In the listing below, count each line containing "治则如下" and answer with the count only.

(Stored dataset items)
============

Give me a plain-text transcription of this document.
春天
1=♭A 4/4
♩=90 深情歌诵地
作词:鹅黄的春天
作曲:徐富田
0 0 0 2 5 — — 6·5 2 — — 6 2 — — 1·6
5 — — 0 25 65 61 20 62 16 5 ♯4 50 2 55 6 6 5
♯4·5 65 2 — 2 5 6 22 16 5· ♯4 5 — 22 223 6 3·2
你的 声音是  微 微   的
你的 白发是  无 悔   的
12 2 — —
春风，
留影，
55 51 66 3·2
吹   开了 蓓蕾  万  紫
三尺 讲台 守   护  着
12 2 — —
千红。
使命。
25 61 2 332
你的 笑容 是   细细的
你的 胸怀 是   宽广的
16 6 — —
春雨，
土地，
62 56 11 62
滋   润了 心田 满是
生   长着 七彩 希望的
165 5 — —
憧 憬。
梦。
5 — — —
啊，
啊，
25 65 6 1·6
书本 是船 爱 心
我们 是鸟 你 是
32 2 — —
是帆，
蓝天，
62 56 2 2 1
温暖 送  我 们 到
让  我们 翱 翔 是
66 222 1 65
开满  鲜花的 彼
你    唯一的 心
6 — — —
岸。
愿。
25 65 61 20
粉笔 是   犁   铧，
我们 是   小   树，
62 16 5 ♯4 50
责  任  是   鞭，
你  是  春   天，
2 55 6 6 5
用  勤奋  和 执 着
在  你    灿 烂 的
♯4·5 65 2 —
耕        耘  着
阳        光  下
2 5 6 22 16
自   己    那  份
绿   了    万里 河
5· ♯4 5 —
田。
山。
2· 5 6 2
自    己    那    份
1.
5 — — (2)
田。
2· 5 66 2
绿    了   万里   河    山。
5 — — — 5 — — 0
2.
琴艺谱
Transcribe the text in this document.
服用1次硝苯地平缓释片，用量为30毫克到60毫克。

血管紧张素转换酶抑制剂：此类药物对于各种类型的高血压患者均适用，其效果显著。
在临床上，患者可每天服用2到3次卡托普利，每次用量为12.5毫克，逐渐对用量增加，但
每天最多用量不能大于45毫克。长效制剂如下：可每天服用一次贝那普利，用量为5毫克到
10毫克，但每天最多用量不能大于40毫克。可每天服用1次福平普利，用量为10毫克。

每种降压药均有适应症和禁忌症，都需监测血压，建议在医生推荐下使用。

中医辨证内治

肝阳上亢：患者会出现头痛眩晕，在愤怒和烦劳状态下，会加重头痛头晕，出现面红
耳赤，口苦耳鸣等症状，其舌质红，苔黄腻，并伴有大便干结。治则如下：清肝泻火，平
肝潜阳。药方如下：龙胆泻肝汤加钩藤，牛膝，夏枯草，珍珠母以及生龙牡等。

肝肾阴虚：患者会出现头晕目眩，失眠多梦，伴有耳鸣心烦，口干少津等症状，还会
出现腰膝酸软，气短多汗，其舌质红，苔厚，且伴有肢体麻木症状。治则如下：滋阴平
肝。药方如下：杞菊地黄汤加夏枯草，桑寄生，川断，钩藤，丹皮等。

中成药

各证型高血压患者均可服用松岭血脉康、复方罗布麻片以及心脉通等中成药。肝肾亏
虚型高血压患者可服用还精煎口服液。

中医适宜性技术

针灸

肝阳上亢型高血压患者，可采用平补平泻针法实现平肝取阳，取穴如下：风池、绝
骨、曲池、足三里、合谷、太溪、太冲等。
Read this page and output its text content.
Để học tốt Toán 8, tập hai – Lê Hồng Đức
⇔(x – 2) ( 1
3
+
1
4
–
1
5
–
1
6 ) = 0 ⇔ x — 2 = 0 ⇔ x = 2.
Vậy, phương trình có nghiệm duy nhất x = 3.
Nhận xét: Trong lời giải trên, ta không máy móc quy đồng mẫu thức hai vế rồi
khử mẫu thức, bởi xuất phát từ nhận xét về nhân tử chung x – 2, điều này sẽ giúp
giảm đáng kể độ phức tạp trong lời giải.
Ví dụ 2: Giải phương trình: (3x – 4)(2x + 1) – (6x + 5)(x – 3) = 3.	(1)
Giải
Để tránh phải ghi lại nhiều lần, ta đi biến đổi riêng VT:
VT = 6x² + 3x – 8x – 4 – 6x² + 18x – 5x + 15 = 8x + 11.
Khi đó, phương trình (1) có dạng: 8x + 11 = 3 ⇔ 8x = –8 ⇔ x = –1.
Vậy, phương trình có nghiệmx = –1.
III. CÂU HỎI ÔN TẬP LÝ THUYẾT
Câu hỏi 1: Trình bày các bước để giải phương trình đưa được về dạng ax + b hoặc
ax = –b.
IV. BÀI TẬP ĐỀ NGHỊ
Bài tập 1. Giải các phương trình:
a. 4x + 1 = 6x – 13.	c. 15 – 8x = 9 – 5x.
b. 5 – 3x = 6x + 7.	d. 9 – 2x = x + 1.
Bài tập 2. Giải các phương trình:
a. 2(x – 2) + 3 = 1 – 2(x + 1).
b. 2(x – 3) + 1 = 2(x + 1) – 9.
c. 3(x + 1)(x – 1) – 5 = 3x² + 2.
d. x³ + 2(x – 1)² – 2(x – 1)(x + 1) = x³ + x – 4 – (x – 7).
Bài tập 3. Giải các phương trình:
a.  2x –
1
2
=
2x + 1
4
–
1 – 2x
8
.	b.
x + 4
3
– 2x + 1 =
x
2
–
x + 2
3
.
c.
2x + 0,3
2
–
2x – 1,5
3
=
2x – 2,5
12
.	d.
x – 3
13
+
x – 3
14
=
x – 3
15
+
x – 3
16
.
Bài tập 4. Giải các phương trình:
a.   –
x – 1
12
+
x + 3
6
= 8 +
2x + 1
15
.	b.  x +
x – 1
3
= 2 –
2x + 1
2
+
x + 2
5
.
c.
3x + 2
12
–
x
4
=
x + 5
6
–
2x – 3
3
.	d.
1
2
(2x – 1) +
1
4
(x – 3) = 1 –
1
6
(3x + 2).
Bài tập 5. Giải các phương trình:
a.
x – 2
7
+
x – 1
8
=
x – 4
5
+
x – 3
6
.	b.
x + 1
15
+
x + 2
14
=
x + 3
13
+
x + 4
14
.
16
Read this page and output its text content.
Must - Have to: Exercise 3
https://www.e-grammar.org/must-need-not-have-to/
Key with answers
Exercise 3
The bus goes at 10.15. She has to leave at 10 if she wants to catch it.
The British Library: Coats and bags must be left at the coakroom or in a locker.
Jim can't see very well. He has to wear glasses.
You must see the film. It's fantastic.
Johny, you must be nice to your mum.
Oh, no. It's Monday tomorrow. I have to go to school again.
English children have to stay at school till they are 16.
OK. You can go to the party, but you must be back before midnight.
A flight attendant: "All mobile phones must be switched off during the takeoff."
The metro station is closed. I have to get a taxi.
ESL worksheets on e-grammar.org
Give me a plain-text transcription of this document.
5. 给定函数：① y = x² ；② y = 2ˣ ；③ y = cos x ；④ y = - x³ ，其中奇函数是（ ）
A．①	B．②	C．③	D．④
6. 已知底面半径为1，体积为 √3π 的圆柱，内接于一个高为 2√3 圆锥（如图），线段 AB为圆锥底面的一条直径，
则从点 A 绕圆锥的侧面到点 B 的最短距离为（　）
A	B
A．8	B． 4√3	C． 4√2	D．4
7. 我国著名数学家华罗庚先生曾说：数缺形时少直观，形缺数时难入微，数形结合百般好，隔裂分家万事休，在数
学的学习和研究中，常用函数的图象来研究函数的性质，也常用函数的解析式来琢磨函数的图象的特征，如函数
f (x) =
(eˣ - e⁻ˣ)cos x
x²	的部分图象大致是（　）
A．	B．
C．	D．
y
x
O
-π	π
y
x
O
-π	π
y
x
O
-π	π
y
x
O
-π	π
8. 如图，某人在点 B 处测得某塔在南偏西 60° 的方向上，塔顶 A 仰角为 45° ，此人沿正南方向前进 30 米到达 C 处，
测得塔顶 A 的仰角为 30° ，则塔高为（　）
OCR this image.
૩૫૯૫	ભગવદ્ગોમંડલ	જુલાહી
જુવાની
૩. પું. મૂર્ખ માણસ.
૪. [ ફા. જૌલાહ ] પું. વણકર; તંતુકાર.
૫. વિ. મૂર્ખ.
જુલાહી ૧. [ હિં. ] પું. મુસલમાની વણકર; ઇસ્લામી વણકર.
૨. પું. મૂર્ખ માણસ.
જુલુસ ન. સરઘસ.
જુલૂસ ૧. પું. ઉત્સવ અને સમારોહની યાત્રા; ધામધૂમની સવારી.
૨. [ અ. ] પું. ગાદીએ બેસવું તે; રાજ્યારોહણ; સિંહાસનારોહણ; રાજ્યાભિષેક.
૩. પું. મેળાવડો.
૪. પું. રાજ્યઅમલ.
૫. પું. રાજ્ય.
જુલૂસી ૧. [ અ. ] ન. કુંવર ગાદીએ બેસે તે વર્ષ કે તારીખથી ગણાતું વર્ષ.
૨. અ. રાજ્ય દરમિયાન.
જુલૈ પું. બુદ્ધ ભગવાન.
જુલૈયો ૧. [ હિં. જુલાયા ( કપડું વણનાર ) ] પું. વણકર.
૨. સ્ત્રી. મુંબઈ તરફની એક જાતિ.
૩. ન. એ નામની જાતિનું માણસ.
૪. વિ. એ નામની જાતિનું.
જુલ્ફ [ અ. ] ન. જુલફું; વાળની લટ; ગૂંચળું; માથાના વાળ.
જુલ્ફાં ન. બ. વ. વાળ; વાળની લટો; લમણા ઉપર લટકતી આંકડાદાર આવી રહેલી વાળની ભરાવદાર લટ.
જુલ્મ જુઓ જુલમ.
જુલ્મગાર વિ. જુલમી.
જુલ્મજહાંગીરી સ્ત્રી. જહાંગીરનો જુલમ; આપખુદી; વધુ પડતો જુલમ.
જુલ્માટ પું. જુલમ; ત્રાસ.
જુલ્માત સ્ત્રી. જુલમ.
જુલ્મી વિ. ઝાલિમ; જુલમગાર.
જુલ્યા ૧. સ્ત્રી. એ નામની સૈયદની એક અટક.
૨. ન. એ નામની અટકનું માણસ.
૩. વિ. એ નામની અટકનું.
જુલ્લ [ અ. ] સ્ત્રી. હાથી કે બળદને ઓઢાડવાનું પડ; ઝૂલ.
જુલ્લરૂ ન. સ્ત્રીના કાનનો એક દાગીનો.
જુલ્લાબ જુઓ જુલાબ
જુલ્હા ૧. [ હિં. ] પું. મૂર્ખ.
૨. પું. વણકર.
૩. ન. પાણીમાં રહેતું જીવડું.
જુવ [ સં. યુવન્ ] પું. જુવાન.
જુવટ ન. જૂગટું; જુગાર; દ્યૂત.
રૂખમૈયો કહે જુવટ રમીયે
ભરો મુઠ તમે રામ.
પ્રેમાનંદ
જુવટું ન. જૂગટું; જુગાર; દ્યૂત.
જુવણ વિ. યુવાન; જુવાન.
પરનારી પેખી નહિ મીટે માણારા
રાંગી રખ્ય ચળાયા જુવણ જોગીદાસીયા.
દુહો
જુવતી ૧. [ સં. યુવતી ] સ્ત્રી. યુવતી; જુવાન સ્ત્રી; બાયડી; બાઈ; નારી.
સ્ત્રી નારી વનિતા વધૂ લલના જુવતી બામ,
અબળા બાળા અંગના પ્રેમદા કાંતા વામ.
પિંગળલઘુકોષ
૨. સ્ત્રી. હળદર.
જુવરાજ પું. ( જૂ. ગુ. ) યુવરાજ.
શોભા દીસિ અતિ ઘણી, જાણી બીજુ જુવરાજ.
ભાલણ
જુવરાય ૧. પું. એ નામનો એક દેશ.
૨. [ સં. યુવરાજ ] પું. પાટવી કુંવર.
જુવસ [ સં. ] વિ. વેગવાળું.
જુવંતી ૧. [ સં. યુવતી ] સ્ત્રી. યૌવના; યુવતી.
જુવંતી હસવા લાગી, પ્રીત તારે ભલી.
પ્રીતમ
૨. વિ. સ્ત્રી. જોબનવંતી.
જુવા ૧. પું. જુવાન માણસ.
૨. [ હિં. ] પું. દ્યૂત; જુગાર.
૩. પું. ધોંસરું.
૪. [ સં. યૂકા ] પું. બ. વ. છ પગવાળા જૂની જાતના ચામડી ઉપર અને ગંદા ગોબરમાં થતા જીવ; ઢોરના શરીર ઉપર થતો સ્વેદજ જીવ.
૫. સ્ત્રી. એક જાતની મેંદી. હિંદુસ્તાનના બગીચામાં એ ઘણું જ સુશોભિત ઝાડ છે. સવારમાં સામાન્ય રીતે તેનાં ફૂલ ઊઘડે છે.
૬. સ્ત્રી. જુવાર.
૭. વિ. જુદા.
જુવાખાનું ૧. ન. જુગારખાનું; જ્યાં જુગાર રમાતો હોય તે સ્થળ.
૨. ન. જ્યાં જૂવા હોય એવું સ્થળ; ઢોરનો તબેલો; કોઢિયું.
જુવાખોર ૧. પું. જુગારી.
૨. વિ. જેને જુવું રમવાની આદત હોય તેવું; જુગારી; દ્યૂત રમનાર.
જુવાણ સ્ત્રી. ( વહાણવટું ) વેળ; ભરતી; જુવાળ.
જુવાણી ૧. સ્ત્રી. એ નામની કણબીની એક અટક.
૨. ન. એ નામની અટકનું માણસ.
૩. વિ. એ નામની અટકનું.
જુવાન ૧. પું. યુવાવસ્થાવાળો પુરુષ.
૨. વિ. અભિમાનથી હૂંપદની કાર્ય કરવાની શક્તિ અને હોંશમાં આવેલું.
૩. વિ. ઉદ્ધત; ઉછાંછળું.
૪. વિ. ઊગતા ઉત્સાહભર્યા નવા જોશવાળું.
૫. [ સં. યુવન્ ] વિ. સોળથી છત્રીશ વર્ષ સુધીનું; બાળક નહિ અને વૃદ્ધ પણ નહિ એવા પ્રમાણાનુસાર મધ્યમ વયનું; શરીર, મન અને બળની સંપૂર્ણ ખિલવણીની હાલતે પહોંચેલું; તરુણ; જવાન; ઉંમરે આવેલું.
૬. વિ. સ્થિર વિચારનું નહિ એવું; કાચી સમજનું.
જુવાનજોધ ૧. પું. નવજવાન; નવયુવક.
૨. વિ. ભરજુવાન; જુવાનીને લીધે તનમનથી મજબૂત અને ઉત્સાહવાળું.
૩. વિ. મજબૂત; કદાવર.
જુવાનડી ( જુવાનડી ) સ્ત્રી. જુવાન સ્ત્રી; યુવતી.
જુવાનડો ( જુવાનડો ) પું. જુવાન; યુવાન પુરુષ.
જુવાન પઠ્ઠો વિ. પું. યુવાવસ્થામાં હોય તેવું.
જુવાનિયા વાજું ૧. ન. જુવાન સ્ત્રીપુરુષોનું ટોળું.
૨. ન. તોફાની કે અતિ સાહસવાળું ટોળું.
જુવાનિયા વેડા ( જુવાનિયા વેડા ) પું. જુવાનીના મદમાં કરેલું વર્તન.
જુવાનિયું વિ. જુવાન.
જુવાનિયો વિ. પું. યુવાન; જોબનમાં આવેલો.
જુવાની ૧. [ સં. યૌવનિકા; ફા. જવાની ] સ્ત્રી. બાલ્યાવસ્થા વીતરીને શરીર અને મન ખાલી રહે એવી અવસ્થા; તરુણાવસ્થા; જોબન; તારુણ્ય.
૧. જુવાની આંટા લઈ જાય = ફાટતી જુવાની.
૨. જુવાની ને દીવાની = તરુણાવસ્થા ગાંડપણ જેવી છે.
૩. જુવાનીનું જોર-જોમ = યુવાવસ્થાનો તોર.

============

CORRECT OUTPUT:
2